» **Aim of the task**:
Reading the listing below, count the lines that contain the word "triangle" and give that count alone.

» **Given entries**:
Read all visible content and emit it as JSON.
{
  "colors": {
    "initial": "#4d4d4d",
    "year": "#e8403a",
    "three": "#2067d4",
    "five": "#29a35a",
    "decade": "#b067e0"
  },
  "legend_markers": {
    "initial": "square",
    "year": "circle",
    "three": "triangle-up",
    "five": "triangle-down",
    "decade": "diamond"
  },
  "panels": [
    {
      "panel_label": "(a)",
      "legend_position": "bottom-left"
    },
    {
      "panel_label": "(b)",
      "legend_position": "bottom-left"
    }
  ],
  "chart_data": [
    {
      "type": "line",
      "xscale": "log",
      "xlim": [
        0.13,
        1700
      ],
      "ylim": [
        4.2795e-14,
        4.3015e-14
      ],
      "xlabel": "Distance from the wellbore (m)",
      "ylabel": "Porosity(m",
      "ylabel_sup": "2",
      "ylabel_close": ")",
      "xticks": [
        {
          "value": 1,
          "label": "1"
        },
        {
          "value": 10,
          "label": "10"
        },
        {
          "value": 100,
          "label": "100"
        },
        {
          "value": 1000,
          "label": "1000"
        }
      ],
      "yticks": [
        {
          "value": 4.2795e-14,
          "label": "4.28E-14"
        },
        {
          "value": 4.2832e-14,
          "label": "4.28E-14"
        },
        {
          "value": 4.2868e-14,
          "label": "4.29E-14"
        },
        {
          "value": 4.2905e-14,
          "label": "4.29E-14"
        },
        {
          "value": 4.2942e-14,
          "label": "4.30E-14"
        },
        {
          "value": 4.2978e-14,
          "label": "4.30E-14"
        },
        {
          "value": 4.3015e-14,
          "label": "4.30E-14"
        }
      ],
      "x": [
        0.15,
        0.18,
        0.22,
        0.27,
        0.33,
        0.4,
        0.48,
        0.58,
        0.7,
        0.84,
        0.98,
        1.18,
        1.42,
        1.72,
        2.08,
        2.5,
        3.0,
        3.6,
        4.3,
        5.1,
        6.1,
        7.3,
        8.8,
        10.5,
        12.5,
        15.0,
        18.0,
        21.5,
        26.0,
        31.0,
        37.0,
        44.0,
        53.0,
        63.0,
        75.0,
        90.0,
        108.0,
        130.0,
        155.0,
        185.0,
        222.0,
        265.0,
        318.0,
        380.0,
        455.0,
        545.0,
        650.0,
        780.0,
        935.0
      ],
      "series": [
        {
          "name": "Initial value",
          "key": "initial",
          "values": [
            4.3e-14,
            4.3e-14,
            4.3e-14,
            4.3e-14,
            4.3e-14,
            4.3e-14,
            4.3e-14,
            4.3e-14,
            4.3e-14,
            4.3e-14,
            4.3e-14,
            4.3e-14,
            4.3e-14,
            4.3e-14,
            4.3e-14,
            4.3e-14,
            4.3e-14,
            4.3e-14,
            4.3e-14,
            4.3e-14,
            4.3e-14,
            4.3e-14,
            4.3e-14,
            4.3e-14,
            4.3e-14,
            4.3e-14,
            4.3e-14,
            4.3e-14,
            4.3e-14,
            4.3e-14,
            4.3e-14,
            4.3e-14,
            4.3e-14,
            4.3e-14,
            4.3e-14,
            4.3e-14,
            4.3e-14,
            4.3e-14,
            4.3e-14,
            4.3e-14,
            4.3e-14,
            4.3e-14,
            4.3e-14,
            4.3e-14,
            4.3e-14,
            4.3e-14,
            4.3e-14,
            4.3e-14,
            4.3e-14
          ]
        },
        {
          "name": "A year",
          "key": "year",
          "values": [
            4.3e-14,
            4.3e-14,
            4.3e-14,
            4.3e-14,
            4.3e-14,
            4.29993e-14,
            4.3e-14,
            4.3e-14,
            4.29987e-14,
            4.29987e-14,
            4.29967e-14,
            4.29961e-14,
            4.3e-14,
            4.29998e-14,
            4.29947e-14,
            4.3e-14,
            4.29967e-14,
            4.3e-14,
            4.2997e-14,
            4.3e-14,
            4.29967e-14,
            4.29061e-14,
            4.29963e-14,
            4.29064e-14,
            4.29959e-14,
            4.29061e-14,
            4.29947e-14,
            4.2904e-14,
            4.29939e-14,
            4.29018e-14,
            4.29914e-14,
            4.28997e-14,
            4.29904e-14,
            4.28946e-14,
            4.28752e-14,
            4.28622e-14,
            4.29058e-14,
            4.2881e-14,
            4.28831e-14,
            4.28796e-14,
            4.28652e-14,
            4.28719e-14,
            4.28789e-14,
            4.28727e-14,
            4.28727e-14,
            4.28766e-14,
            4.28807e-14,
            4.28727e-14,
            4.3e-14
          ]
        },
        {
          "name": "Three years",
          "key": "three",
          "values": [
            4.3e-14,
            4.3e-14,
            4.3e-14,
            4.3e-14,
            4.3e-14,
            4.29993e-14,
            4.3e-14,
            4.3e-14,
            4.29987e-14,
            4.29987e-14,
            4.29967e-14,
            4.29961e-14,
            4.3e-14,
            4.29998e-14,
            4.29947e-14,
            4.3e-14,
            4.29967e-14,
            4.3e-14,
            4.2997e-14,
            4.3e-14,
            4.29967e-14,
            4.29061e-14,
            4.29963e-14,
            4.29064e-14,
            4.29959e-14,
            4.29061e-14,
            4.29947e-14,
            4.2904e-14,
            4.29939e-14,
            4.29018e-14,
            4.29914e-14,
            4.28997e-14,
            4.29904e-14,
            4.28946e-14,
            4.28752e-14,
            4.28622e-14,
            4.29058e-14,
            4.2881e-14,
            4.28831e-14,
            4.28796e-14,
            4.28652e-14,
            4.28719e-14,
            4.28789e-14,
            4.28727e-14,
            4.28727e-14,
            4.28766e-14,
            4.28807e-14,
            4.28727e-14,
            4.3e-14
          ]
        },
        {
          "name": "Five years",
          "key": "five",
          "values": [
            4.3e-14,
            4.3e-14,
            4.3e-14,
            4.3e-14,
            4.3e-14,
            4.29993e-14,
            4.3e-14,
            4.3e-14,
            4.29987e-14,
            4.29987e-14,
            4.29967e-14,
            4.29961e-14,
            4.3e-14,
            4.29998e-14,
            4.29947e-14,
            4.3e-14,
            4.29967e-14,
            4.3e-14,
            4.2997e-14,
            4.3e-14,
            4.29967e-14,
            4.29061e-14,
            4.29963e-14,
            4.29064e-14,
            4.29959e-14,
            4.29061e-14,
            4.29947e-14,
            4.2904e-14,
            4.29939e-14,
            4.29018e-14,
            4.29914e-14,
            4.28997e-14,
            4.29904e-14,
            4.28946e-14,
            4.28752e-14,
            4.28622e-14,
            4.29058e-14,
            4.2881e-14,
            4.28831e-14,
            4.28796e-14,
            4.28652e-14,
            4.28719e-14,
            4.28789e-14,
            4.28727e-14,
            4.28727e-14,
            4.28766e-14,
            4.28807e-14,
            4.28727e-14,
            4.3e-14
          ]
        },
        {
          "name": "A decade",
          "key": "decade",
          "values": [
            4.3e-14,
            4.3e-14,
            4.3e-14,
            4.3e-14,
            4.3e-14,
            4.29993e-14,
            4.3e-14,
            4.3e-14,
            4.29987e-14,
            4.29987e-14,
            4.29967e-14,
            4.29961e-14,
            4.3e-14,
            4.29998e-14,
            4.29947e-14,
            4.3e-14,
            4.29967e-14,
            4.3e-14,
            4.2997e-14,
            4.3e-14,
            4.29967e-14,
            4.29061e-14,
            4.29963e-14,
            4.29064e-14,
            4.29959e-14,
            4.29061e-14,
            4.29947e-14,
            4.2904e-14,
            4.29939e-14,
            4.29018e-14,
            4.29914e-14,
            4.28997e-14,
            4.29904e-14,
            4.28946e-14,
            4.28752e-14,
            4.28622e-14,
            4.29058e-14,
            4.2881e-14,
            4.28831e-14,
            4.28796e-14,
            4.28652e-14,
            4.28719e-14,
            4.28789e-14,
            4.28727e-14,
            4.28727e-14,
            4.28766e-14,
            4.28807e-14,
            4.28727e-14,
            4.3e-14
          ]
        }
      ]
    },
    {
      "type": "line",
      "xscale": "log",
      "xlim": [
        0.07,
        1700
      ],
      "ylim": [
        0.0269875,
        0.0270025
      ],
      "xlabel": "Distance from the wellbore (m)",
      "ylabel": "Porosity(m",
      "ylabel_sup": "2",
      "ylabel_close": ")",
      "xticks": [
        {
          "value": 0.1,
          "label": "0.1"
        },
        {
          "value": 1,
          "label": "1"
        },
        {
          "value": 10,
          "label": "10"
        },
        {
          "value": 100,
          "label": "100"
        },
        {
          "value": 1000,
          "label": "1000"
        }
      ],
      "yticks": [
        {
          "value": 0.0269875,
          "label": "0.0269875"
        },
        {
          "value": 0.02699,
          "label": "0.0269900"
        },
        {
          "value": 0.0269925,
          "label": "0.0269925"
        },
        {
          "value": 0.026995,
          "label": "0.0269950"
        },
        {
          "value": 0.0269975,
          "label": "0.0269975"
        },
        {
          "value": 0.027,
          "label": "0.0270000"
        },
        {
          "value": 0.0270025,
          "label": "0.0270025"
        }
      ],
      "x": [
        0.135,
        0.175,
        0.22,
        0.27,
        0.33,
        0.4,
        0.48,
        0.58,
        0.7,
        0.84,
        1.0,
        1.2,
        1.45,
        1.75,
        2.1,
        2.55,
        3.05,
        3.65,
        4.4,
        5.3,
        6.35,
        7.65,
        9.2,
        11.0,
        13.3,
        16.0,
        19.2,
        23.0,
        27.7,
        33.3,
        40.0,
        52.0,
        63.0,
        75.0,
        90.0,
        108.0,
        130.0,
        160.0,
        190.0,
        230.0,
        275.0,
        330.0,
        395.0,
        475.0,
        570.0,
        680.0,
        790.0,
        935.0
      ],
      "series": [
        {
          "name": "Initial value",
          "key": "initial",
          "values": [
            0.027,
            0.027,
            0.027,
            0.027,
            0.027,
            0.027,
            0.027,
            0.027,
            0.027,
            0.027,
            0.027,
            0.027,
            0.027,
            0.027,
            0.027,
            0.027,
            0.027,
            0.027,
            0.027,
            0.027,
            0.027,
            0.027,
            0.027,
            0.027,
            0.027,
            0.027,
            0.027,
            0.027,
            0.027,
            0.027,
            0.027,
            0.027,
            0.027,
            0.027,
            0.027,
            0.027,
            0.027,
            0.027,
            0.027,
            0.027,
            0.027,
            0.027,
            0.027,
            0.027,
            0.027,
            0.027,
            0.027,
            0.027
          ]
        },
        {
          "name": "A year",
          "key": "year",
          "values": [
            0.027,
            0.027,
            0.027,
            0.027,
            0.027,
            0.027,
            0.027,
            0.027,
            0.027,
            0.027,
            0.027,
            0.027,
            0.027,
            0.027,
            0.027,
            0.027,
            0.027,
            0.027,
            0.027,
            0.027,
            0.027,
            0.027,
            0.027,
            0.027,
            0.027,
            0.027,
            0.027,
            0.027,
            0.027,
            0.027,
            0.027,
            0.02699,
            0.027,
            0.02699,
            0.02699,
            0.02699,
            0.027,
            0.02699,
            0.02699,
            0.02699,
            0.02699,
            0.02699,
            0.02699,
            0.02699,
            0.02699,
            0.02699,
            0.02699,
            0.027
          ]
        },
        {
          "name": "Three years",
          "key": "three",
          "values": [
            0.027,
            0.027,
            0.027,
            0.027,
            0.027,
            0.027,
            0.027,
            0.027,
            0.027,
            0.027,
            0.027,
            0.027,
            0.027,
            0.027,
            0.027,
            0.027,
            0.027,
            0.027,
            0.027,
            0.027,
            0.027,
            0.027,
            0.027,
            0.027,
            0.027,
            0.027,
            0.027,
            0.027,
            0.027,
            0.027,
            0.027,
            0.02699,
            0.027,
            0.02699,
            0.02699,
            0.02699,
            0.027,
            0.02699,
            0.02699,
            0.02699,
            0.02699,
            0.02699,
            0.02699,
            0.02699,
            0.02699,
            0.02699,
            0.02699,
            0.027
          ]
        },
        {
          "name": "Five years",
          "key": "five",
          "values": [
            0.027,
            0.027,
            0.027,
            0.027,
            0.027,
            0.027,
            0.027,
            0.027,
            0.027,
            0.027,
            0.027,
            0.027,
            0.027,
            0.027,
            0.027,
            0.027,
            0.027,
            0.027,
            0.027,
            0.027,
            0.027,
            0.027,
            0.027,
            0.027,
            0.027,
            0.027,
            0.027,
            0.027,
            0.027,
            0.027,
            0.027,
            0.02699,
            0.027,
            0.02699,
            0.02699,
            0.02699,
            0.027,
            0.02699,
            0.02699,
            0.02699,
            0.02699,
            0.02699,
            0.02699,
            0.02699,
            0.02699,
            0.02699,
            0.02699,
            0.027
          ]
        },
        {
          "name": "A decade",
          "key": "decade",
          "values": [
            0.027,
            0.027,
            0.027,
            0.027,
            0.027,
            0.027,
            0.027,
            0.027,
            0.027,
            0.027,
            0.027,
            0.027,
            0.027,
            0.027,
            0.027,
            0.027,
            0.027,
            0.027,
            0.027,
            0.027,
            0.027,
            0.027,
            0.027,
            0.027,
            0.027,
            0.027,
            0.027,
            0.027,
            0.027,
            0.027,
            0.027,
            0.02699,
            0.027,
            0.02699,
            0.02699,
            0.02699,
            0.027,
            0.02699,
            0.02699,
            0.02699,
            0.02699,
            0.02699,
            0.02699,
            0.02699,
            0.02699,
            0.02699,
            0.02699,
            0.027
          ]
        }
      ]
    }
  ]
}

» **Correct output**:
2